*** Provided records ***
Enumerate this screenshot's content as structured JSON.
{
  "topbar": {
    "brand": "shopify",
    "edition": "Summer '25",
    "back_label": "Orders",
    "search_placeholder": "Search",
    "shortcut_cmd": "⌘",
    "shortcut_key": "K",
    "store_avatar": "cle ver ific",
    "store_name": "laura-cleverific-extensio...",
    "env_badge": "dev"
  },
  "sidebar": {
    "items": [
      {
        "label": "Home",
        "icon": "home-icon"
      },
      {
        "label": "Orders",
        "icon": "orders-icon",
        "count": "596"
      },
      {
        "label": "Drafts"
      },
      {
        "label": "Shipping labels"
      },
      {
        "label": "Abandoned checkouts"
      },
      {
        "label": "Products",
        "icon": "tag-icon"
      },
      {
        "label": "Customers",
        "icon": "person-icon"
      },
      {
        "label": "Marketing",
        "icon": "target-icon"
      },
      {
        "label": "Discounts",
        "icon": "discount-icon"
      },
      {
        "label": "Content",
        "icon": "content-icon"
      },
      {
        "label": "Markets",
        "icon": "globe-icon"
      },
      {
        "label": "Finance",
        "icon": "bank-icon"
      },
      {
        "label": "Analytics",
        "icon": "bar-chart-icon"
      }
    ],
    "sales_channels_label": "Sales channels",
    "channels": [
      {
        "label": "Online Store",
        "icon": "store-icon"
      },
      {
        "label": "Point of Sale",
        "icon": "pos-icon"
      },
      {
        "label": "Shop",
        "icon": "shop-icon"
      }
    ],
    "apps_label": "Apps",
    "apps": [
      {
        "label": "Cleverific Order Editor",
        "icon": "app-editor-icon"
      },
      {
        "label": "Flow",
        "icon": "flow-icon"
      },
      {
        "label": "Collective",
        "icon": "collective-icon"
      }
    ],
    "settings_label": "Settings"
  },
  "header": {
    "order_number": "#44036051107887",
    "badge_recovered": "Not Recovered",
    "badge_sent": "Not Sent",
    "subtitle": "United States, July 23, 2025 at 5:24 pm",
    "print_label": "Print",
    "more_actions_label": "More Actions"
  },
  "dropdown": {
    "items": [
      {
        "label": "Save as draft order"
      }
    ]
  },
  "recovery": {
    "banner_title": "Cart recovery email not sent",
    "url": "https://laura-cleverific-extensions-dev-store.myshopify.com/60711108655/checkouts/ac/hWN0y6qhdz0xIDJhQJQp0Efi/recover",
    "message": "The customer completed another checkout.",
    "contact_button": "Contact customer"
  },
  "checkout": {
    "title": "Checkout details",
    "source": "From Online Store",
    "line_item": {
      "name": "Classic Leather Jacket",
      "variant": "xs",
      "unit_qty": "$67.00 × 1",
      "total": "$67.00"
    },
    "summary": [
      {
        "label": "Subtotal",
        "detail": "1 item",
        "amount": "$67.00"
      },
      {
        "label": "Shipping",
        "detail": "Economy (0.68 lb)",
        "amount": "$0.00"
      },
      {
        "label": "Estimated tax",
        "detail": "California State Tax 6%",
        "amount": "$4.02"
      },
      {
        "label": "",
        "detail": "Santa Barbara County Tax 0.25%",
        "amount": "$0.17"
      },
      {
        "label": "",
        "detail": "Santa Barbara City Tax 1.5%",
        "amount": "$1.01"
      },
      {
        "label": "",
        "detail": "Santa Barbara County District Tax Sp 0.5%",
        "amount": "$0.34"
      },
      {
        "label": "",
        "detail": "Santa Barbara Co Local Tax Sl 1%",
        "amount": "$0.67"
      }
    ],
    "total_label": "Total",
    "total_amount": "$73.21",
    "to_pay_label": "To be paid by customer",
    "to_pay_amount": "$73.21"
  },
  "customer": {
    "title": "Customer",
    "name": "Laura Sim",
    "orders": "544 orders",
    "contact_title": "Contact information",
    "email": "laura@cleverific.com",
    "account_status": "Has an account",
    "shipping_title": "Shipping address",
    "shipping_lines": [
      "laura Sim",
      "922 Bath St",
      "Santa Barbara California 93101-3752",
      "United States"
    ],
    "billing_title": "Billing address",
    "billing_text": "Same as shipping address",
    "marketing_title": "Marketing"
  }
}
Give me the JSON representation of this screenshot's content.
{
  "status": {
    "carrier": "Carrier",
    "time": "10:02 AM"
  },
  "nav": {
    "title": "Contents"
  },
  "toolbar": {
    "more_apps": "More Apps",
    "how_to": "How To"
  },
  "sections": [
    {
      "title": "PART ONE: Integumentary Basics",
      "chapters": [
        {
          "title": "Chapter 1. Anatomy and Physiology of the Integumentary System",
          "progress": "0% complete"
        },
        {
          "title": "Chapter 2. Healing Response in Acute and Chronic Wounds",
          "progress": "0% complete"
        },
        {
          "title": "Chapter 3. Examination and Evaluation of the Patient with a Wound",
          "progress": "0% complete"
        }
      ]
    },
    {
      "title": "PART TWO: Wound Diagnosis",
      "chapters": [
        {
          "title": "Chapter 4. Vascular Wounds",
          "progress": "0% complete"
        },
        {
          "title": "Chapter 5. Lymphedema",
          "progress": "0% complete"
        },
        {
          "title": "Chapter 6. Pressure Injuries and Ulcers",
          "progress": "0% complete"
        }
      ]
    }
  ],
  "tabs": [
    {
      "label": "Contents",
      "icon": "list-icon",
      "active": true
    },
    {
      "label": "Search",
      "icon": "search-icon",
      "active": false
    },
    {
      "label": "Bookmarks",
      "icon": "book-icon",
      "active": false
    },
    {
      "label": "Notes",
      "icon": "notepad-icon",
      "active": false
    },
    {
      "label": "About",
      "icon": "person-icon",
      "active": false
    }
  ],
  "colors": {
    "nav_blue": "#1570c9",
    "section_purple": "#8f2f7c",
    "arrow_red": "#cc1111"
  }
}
***
Work to do
Reproduce the records above exactly.

Response to this task
Enumerate this screenshot's content as structured JSON.
{
  "topbar": {
    "brand": "shopify",
    "edition": "Summer '25",
    "back_label": "Orders",
    "search_placeholder": "Search",
    "shortcut_cmd": "⌘",
    "shortcut_key": "K",
    "store_avatar": "cle ver ific",
    "store_name": "laura-cleverific-extensio...",
    "env_badge": "dev"
  },
  "sidebar": {
    "items": [
      {
        "label": "Home",
        "icon": "home-icon"
      },
      {
        "label": "Orders",
        "icon": "orders-icon",
        "count": "596"
      },
      {
        "label": "Drafts"
      },
      {
        "label": "Shipping labels"
      },
      {
        "label": "Abandoned checkouts"
      },
      {
        "label": "Products",
        "icon": "tag-icon"
      },
      {
        "label": "Customers",
        "icon": "person-icon"
      },
      {
        "label": "Marketing",
        "icon": "target-icon"
      },
      {
        "label": "Discounts",
        "icon": "discount-icon"
      },
      {
        "label": "Content",
        "icon": "content-icon"
      },
      {
        "label": "Markets",
        "icon": "globe-icon"
      },
      {
        "label": "Finance",
        "icon": "bank-icon"
      },
      {
        "label": "Analytics",
        "icon": "bar-chart-icon"
      }
    ],
    "sales_channels_label": "Sales channels",
    "channels": [
      {
        "label": "Online Store",
        "icon": "store-icon"
      },
      {
        "label": "Point of Sale",
        "icon": "pos-icon"
      },
      {
        "label": "Shop",
        "icon": "shop-icon"
      }
    ],
    "apps_label": "Apps",
    "apps": [
      {
        "label": "Cleverific Order Editor",
        "icon": "app-editor-icon"
      },
      {
        "label": "Flow",
        "icon": "flow-icon"
      },
      {
        "label": "Collective",
        "icon": "collective-icon"
      }
    ],
    "settings_label": "Settings"
  },
  "header": {
    "order_number": "#44036051107887",
    "badge_recovered": "Not Recovered",
    "badge_sent": "Not Sent",
    "subtitle": "United States, July 23, 2025 at 5:24 pm",
    "print_label": "Print",
    "more_actions_label": "More Actions"
  },
  "dropdown": {
    "items": [
      {
        "label": "Save as draft order"
      }
    ]
  },
  "recovery": {
    "banner_title": "Cart recovery email not sent",
    "url": "https://laura-cleverific-extensions-dev-store.myshopify.com/60711108655/checkouts/ac/hWN0y6qhdz0xIDJhQJQp0Efi/recover",
    "message": "The customer completed another checkout.",
    "contact_button": "Contact customer"
  },
  "checkout": {
    "title": "Checkout details",
    "source": "From Online Store",
    "line_item": {
      "name": "Classic Leather Jacket",
      "variant": "xs",
      "unit_qty": "$67.00 × 1",
      "total": "$67.00"
    },
    "summary": [
      {
        "label": "Subtotal",
        "detail": "1 item",
        "amount": "$67.00"
      },
      {
        "label": "Shipping",
        "detail": "Economy (0.68 lb)",
        "amount": "$0.00"
      },
      {
        "label": "Estimated tax",
        "detail": "California State Tax 6%",
        "amount": "$4.02"
      },
      {
        "label": "",
        "detail": "Santa Barbara County Tax 0.25%",
        "amount": "$0.17"
      },
      {
        "label": "",
        "detail": "Santa Barbara City Tax 1.5%",
        "amount": "$1.01"
      },
      {
        "label": "",
        "detail": "Santa Barbara County District Tax Sp 0.5%",
        "amount": "$0.34"
      },
      {
        "label": "",
        "detail": "Santa Barbara Co Local Tax Sl 1%",
        "amount": "$0.67"
      }
    ],
    "total_label": "Total",
    "total_amount": "$73.21",
    "to_pay_label": "To be paid by customer",
    "to_pay_amount": "$73.21"
  },
  "customer": {
    "title": "Customer",
    "name": "Laura Sim",
    "orders": "544 orders",
    "contact_title": "Contact information",
    "email": "laura@cleverific.com",
    "account_status": "Has an account",
    "shipping_title": "Shipping address",
    "shipping_lines": [
      "laura Sim",
      "922 Bath St",
      "Santa Barbara California 93101-3752",
      "United States"
    ],
    "billing_title": "Billing address",
    "billing_text": "Same as shipping address",
    "marketing_title": "Marketing"
  }
}
Give me the JSON representation of this screenshot's content.
{
  "status": {
    "carrier": "Carrier",
    "time": "10:02 AM"
  },
  "nav": {
    "title": "Contents"
  },
  "toolbar": {
    "more_apps": "More Apps",
    "how_to": "How To"
  },
  "sections": [
    {
      "title": "PART ONE: Integumentary Basics",
      "chapters": [
        {
          "title": "Chapter 1. Anatomy and Physiology of the Integumentary System",
          "progress": "0% complete"
        },
        {
          "title": "Chapter 2. Healing Response in Acute and Chronic Wounds",
          "progress": "0% complete"
        },
        {
          "title": "Chapter 3. Examination and Evaluation of the Patient with a Wound",
          "progress": "0% complete"
        }
      ]
    },
    {
      "title": "PART TWO: Wound Diagnosis",
      "chapters": [
        {
          "title": "Chapter 4. Vascular Wounds",
          "progress": "0% complete"
        },
        {
          "title": "Chapter 5. Lymphedema",
          "progress": "0% complete"
        },
        {
          "title": "Chapter 6. Pressure Injuries and Ulcers",
          "progress": "0% complete"
        }
      ]
    }
  ],
  "tabs": [
    {
      "label": "Contents",
      "icon": "list-icon",
      "active": true
    },
    {
      "label": "Search",
      "icon": "search-icon",
      "active": false
    },
    {
      "label": "Bookmarks",
      "icon": "book-icon",
      "active": false
    },
    {
      "label": "Notes",
      "icon": "notepad-icon",
      "active": false
    },
    {
      "label": "About",
      "icon": "person-icon",
      "active": false
    }
  ],
  "colors": {
    "nav_blue": "#1570c9",
    "section_purple": "#8f2f7c",
    "arrow_red": "#cc1111"
  }
}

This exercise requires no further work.